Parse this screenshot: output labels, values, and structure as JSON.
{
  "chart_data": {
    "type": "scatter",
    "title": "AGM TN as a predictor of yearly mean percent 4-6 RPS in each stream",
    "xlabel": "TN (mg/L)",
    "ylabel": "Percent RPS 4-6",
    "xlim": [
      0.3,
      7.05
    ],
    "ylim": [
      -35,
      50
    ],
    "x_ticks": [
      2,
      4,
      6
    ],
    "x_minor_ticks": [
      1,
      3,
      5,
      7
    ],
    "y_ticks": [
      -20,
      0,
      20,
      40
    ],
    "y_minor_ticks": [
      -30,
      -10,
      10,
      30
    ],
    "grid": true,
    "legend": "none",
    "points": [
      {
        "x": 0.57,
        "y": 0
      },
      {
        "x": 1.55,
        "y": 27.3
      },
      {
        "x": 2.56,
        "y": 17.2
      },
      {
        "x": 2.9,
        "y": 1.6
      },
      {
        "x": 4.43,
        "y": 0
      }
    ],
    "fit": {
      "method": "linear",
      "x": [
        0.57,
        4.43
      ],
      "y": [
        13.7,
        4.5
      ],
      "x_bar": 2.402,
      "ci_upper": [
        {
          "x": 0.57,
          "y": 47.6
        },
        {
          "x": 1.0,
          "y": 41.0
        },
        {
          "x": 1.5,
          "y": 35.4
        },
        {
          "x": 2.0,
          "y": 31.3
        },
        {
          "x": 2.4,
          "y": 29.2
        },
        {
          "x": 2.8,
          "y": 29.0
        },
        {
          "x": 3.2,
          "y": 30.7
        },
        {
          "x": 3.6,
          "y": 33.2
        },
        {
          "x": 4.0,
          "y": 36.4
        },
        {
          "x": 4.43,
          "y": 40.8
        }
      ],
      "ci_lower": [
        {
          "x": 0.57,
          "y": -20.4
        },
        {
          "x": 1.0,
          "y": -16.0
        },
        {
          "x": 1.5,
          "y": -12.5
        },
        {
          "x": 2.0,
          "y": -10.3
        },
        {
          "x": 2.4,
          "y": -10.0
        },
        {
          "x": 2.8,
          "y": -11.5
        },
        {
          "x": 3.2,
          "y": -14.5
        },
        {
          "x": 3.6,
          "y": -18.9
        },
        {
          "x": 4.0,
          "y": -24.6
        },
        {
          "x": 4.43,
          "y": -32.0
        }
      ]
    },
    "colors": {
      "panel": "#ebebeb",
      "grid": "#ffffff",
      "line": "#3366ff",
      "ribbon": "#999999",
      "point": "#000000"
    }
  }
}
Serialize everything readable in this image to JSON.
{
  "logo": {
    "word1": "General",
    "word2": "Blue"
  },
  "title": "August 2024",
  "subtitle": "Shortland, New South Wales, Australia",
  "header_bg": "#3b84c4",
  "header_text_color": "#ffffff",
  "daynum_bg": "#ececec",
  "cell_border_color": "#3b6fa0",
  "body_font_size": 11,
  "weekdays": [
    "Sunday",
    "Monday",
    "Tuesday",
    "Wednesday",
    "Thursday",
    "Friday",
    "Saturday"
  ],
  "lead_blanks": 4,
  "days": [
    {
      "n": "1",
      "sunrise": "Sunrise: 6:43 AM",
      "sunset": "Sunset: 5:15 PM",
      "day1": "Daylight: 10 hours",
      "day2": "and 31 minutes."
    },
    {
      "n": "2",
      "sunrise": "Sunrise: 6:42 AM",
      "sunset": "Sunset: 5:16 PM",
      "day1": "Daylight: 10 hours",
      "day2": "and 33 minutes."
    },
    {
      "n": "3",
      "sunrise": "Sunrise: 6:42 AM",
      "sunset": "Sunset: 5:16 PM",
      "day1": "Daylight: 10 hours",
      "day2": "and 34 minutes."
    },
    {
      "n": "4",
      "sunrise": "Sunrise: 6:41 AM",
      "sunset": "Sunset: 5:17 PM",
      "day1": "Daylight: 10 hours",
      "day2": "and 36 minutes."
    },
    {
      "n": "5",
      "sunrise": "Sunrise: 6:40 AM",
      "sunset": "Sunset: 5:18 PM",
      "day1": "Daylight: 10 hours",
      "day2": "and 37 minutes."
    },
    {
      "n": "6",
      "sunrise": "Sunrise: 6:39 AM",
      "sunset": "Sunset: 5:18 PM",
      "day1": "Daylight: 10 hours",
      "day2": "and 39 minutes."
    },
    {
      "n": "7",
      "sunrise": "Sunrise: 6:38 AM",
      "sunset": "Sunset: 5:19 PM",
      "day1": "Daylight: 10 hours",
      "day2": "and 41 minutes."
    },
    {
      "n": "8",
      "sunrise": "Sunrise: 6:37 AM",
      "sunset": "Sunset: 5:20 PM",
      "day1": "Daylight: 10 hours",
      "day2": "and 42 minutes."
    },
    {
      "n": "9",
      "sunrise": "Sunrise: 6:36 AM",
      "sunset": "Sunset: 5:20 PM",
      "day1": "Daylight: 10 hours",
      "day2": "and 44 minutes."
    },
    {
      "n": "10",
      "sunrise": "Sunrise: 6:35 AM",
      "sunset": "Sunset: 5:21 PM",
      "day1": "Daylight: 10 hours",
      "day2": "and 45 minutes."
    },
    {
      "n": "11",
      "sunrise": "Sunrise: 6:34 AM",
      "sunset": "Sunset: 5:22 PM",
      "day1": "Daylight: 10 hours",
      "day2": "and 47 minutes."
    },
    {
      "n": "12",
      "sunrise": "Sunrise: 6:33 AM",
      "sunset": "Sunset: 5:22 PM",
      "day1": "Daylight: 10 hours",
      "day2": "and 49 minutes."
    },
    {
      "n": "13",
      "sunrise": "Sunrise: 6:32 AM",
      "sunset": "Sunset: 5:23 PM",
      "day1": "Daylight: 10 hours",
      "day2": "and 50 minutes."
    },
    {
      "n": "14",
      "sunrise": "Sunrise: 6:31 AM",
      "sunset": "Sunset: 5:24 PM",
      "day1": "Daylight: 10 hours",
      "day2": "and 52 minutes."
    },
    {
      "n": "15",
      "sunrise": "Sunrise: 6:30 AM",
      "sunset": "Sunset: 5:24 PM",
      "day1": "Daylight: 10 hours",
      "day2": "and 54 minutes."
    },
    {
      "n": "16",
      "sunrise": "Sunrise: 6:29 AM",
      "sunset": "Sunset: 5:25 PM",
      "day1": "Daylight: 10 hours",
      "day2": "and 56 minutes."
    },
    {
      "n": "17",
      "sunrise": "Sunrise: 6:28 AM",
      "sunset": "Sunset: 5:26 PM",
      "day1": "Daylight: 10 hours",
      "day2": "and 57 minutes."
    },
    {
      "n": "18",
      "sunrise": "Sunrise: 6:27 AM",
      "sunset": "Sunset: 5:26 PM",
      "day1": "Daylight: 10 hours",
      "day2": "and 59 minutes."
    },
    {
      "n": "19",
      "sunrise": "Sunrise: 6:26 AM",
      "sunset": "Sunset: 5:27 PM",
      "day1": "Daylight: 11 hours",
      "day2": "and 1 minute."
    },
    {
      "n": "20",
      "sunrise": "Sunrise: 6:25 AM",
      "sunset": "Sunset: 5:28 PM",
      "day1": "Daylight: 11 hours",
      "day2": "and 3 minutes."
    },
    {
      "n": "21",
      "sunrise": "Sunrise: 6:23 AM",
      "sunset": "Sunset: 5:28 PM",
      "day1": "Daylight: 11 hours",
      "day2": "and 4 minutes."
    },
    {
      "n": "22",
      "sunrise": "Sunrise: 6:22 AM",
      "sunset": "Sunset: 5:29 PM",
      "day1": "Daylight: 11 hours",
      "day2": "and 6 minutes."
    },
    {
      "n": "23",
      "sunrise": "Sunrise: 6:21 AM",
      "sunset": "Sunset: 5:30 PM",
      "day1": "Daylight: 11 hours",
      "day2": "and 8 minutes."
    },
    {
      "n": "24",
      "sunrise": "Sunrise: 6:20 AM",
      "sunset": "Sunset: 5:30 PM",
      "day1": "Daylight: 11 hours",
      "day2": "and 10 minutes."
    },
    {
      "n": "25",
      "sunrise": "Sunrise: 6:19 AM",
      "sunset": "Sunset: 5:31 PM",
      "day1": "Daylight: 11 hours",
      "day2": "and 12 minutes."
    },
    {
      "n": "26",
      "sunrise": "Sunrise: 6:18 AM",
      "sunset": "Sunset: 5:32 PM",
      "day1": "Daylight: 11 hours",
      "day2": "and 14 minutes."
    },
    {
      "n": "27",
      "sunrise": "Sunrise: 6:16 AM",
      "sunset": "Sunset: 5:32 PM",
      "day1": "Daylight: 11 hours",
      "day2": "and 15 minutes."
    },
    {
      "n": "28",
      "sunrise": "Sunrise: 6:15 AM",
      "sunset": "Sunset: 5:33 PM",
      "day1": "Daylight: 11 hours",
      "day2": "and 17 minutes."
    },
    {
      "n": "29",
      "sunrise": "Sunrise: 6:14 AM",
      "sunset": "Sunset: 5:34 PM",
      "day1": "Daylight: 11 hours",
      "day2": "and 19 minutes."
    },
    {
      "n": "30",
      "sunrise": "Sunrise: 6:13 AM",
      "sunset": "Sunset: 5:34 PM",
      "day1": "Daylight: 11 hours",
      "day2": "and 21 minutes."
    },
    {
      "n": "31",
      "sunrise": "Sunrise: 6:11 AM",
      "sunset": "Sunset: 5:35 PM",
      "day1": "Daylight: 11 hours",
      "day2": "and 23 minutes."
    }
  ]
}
--------
- **TASK PROMPT**:
From the entries, report each line that includes the word "ffffff".

- **FULL OUTPUT**:
      "grid": "#ffffff",
  "header_text_color": "#ffffff",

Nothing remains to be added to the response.